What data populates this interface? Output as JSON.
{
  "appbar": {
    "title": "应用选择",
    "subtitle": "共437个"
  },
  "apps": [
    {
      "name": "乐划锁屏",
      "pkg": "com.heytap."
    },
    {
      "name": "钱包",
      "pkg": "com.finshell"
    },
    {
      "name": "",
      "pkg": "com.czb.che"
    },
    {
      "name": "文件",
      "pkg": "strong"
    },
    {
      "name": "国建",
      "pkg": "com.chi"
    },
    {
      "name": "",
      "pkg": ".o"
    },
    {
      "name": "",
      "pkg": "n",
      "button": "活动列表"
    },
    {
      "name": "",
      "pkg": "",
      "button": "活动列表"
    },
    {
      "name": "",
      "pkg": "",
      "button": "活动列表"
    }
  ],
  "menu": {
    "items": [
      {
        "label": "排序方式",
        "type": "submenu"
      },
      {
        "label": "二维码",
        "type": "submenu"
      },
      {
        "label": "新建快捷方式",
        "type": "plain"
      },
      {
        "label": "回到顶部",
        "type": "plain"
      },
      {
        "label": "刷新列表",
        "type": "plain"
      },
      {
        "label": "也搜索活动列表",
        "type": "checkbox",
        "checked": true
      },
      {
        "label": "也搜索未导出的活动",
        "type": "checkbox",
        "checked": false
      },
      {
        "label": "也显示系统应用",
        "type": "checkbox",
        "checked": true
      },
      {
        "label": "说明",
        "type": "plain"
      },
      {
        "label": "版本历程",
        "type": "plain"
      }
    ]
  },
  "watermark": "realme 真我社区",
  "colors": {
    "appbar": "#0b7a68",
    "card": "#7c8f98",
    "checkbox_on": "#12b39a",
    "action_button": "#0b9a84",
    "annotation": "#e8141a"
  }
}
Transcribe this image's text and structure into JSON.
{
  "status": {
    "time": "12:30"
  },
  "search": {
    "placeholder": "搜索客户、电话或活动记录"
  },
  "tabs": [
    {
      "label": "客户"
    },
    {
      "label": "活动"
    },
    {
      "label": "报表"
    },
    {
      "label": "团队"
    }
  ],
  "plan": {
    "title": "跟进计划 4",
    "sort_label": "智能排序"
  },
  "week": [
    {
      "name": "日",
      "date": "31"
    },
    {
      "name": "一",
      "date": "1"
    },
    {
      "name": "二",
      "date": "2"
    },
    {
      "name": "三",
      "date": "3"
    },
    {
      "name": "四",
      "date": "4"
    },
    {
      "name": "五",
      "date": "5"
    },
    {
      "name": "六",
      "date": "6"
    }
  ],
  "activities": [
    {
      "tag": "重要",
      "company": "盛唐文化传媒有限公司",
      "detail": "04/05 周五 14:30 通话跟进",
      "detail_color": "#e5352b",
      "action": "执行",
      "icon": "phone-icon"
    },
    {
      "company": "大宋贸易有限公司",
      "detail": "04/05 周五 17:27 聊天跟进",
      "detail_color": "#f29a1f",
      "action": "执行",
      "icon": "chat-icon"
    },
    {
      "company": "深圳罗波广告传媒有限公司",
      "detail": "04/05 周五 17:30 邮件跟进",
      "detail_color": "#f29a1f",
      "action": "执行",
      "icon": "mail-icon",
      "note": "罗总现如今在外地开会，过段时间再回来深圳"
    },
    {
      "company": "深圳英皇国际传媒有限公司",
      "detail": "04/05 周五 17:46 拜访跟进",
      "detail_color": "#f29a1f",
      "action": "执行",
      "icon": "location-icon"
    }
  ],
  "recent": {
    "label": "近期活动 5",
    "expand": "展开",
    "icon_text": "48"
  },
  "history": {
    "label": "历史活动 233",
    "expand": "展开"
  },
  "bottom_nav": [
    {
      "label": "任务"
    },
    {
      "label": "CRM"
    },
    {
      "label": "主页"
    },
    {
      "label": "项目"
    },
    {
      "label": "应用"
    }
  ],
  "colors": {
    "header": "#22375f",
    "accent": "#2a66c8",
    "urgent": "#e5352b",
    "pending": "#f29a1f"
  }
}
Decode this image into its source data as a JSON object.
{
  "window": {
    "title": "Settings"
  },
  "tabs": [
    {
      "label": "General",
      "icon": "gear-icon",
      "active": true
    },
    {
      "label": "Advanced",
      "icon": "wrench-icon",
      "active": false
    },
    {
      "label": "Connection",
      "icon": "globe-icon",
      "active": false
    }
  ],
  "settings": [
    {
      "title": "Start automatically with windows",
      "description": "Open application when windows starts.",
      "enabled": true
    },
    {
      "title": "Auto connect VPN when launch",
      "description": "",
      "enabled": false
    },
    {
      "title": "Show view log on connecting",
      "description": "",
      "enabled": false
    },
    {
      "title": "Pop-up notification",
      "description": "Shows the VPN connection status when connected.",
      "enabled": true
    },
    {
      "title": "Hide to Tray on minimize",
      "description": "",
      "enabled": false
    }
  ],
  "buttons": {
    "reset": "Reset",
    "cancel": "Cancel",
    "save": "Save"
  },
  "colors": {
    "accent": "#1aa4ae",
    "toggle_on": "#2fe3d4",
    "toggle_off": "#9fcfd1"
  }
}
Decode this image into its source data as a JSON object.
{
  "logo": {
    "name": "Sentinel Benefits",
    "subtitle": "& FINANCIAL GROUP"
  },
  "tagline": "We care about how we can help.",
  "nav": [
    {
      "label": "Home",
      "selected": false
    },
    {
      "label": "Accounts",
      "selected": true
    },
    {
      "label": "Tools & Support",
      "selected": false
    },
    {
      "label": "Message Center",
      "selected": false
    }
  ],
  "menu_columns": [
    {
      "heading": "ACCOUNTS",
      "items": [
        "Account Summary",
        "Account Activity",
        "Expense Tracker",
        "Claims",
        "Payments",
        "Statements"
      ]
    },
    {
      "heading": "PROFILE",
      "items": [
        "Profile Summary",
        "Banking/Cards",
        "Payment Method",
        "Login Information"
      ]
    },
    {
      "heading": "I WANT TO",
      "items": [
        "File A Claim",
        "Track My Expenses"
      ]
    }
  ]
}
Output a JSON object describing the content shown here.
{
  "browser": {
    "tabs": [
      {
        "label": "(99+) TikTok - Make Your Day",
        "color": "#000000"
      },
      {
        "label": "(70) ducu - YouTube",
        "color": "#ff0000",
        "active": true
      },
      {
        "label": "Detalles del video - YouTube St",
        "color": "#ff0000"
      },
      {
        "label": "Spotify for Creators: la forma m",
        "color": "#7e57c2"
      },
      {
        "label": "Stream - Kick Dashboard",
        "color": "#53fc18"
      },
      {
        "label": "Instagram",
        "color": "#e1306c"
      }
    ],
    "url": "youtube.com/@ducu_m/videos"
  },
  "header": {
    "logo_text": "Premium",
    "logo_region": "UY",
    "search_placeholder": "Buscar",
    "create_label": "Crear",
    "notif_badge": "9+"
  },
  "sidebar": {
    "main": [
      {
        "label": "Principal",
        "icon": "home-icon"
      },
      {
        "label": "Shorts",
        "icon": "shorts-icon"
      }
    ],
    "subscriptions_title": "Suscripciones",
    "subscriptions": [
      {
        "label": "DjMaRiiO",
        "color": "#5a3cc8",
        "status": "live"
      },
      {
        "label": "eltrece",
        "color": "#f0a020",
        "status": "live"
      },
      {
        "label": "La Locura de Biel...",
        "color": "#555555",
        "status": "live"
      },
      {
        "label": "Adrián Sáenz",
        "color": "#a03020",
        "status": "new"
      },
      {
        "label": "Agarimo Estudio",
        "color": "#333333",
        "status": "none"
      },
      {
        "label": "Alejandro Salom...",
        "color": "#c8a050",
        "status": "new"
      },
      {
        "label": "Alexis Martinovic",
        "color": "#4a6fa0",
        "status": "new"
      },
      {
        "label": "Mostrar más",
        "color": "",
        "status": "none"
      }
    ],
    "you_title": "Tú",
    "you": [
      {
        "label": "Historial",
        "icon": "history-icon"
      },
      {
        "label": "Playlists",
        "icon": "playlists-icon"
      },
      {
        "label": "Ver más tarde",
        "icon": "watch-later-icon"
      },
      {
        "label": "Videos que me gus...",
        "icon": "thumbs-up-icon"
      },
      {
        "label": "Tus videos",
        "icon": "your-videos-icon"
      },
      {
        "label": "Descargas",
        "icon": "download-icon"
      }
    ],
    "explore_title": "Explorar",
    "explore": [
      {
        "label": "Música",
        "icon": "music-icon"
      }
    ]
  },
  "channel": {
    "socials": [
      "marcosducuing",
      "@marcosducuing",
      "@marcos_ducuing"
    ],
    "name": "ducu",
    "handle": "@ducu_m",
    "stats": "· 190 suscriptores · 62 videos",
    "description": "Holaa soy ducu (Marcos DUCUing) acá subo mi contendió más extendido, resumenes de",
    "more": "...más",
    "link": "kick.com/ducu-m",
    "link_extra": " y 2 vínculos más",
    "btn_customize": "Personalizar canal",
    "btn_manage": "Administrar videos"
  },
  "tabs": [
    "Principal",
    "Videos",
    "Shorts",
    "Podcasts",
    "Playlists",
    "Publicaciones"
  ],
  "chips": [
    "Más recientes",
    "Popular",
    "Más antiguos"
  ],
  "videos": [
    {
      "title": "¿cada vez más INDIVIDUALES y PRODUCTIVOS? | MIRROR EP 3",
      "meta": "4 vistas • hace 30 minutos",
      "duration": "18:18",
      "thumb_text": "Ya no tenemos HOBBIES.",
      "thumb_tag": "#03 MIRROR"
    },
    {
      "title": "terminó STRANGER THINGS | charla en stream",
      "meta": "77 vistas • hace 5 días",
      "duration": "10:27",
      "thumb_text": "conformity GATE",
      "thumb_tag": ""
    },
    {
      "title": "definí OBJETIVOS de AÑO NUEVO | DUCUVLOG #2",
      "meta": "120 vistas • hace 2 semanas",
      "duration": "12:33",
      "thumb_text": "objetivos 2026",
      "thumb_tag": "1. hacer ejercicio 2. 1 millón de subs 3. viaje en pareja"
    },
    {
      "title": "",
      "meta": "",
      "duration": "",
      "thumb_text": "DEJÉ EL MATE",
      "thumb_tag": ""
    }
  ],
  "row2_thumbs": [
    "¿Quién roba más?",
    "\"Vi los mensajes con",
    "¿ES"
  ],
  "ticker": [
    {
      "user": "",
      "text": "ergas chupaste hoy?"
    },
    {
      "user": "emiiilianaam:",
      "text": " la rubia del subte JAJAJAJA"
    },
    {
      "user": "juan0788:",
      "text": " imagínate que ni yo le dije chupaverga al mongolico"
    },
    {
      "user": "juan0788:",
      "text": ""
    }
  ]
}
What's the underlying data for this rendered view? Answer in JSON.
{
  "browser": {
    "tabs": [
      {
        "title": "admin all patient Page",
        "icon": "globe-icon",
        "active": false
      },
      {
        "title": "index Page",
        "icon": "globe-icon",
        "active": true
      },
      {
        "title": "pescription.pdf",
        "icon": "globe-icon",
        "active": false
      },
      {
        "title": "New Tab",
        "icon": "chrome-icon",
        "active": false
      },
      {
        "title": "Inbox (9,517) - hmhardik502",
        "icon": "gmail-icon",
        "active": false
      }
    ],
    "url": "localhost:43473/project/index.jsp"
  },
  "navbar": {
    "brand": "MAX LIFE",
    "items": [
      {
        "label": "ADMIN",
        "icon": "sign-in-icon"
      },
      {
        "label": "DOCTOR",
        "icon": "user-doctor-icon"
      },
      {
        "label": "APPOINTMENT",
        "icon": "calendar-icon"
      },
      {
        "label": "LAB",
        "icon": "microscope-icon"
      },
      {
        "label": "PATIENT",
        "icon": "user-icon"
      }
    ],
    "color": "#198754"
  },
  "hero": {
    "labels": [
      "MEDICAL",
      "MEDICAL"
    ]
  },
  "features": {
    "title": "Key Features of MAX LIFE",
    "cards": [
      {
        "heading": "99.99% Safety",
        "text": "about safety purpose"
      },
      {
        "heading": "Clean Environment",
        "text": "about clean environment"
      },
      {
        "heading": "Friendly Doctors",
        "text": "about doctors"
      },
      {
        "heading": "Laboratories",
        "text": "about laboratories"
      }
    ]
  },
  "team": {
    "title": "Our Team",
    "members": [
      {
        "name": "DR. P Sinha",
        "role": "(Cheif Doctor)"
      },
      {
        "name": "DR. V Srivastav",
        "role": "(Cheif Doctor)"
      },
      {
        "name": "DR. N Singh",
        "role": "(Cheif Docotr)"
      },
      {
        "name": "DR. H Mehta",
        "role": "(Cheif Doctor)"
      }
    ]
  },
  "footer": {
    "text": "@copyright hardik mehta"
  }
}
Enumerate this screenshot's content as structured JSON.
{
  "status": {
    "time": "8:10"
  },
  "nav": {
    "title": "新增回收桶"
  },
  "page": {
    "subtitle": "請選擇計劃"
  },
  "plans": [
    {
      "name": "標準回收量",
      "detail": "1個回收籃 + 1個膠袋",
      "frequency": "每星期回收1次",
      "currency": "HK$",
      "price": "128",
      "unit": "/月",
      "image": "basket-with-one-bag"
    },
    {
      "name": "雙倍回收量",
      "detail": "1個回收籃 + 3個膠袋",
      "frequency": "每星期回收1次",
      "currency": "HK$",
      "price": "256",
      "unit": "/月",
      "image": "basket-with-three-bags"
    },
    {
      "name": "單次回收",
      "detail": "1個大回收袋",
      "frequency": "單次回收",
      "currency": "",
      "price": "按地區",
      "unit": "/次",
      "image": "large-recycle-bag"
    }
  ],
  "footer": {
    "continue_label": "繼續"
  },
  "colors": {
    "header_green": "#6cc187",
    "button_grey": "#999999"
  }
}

++++++

## What to do
Count the lines of the data that include the string "when", and give only that number.

## Solution to this exercise
3